CHALLENGE
Among the entries below, find how many lines carry the word "JSON" and state only that figure.
■ ■ ■ ■ ■ ■ ■
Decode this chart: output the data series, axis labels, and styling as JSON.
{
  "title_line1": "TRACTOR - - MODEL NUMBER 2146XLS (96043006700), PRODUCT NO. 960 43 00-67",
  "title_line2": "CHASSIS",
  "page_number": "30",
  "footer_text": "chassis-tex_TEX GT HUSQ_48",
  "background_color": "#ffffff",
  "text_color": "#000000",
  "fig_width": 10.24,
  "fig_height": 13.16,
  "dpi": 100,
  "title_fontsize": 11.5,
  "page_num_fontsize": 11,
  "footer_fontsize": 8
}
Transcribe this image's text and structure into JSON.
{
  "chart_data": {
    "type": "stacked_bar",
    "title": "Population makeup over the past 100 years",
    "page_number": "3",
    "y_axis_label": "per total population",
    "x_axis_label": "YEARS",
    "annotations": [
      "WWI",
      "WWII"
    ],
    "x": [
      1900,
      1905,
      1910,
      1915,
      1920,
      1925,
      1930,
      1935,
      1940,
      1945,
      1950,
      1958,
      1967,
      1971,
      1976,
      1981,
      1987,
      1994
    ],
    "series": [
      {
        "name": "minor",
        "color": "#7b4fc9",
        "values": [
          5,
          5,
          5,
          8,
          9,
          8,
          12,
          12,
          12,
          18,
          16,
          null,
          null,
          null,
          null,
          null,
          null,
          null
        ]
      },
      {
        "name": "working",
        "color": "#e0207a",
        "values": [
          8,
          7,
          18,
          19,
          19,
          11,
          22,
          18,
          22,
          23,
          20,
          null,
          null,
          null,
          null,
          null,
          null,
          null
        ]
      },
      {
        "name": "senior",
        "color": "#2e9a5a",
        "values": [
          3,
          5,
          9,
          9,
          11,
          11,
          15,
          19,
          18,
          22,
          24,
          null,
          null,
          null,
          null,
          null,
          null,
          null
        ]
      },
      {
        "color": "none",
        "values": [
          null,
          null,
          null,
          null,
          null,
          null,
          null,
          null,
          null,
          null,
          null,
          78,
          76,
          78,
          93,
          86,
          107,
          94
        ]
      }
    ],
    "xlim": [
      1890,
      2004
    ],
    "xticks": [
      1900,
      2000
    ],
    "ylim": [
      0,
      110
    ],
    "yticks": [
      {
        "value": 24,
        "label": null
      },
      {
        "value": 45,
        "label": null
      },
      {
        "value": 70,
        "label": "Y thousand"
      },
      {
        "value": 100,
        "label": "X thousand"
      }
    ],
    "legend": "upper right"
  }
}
■ ■ ■ ■ ■ ■ ■
RESULT
2